TEXTO FORNECIDO:
A Linha Geral: Do discurso e entrevista a Serge Latouche. O crescimento económico é um fim em si mesmo? Não será esta ideologia ilógica? Este obsoleto e perigoso pensamento, na sua aplicabilidade, poderá ter como consequência a perda de "bela experiência", recheada de valores. O Homem não é o fim de uma linha evolucionista. Porém, de acordo com os paradigmas vigentes, corre o sério risco de o vir ser. Temos aqui apresentada uma nova e revolucionária visão acerca da organização dos "tempos". Que nos propõe, sucintamente, o pós-materialismo? Temos de largar fantasmas e fantasias, temos de desmistificar promessas que nos foram feitas.
Serge Latouche, tal como Paul Krugman, esteve em Portugal. Foi há bem pouco tempo (aproximadamente três semanas). A celeuma, infelizmente no meu entender, não foi tanta quanto aquando da vinda do nobelizado – normal, dirão uns, triste, direi eu.
Serge Latouche, tal como Paul Krugman, esteve em Portugal. Foi há bem pouco tempo (aproximadamente três semanas). A celeuma, infelizmente no meu entender, não foi tanta quanto aquando da vinda do nobelizado – normal, dirão uns, triste, direi eu.

ENUNCIADO 1:
Transcreva sem alterações as entradas do conjunto de dados, desde a primeira até à linha que contém "value-label: 51% (820, 242, 841, 253)", inclusive.

[Registos contidos num conjunto de dados]

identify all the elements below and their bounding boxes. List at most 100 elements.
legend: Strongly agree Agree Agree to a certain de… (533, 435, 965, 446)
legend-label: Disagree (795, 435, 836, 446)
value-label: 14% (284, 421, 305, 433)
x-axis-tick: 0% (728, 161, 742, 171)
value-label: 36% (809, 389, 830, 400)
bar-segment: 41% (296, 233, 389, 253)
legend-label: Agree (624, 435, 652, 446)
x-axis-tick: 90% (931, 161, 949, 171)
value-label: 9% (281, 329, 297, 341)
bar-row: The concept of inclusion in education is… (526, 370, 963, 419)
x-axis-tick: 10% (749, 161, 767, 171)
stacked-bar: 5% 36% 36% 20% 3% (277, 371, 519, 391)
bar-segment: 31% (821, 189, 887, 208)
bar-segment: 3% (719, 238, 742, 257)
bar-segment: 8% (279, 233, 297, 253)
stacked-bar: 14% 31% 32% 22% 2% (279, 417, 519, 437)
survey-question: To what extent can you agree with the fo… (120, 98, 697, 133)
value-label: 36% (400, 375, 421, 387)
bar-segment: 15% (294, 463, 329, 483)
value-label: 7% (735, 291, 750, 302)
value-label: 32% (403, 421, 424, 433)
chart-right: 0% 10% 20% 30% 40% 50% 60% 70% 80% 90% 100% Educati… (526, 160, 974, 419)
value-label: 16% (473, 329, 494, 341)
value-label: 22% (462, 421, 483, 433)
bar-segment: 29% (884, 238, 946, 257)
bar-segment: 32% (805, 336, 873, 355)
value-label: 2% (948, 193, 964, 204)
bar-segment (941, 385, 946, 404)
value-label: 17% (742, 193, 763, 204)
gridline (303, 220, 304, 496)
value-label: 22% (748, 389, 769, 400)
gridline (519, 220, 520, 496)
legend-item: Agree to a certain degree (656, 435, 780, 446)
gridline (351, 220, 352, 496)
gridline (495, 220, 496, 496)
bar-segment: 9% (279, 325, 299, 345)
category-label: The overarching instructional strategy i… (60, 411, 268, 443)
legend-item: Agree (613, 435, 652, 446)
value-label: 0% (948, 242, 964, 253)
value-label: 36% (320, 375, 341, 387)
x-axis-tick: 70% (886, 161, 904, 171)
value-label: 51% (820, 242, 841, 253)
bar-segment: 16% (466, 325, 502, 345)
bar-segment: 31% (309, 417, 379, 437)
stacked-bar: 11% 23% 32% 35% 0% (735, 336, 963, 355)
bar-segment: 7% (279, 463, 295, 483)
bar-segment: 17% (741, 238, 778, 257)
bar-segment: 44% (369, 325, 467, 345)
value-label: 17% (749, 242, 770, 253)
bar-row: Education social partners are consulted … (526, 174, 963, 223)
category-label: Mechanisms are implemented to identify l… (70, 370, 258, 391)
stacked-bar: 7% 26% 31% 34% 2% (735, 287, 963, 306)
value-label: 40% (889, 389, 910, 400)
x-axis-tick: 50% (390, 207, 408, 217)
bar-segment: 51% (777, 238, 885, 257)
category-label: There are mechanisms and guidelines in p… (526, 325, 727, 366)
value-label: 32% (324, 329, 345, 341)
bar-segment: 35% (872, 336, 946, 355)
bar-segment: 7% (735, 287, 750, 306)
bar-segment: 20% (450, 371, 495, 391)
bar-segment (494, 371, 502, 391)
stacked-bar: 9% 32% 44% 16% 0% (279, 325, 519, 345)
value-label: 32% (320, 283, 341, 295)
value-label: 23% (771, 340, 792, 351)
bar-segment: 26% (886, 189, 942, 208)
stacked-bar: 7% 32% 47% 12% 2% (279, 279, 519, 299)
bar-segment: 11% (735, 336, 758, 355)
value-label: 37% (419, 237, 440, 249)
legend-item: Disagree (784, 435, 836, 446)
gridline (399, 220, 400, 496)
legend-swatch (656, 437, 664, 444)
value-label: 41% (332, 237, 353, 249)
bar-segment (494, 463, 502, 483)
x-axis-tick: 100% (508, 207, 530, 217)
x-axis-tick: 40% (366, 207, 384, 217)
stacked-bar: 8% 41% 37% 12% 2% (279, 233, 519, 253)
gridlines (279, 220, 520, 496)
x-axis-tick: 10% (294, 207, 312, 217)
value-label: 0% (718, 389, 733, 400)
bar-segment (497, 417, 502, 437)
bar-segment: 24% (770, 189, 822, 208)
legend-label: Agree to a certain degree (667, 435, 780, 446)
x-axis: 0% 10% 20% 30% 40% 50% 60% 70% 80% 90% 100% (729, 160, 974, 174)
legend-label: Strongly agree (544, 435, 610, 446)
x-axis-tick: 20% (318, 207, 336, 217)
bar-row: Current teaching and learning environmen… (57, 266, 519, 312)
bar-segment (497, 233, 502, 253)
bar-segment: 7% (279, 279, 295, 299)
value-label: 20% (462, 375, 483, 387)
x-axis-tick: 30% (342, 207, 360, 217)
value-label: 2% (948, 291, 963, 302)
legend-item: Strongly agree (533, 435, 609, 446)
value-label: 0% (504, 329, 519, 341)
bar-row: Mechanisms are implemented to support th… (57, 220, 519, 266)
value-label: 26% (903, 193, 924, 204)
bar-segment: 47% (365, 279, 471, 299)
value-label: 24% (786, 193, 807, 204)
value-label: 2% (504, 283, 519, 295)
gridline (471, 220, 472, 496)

ENUNCIADO 2:
Enumere todas as frases interrogativas que aparecem no texto sobre Serge Latouche.

RESPOSTA COMPLETA 1:
identify all the elements below and their bounding boxes. List at most 100 elements.
legend: Strongly agree Agree Agree to a certain de… (533, 435, 965, 446)
legend-label: Disagree (795, 435, 836, 446)
value-label: 14% (284, 421, 305, 433)
x-axis-tick: 0% (728, 161, 742, 171)
value-label: 36% (809, 389, 830, 400)
bar-segment: 41% (296, 233, 389, 253)
legend-label: Agree (624, 435, 652, 446)
x-axis-tick: 90% (931, 161, 949, 171)
value-label: 9% (281, 329, 297, 341)
bar-row: The concept of inclusion in education is… (526, 370, 963, 419)
x-axis-tick: 10% (749, 161, 767, 171)
stacked-bar: 5% 36% 36% 20% 3% (277, 371, 519, 391)
bar-segment: 31% (821, 189, 887, 208)
bar-segment: 3% (719, 238, 742, 257)
bar-segment: 8% (279, 233, 297, 253)
stacked-bar: 14% 31% 32% 22% 2% (279, 417, 519, 437)
survey-question: To what extent can you agree with the fo… (120, 98, 697, 133)
value-label: 36% (400, 375, 421, 387)
bar-segment: 15% (294, 463, 329, 483)
value-label: 7% (735, 291, 750, 302)
value-label: 32% (403, 421, 424, 433)
chart-right: 0% 10% 20% 30% 40% 50% 60% 70% 80% 90% 100% Educati… (526, 160, 974, 419)
value-label: 16% (473, 329, 494, 341)
value-label: 22% (462, 421, 483, 433)
bar-segment: 29% (884, 238, 946, 257)
bar-segment: 32% (805, 336, 873, 355)
value-label: 2% (948, 193, 964, 204)
bar-segment (941, 385, 946, 404)
value-label: 17% (742, 193, 763, 204)
gridline (303, 220, 304, 496)
value-label: 22% (748, 389, 769, 400)
gridline (519, 220, 520, 496)
legend-item: Agree to a certain degree (656, 435, 780, 446)
gridline (351, 220, 352, 496)
gridline (495, 220, 496, 496)
bar-segment: 9% (279, 325, 299, 345)
category-label: The overarching instructional strategy i… (60, 411, 268, 443)
legend-item: Agree (613, 435, 652, 446)
value-label: 0% (948, 242, 964, 253)
value-label: 36% (320, 375, 341, 387)
x-axis-tick: 70% (886, 161, 904, 171)
value-label: 51% (820, 242, 841, 253)

RESPOSTA COMPLETA 2:
- O crescimento económico é um fim em si mesmo?
- Não será esta ideologia ilógica?
- Que nos propõe, sucintamente, o pós-materialismo?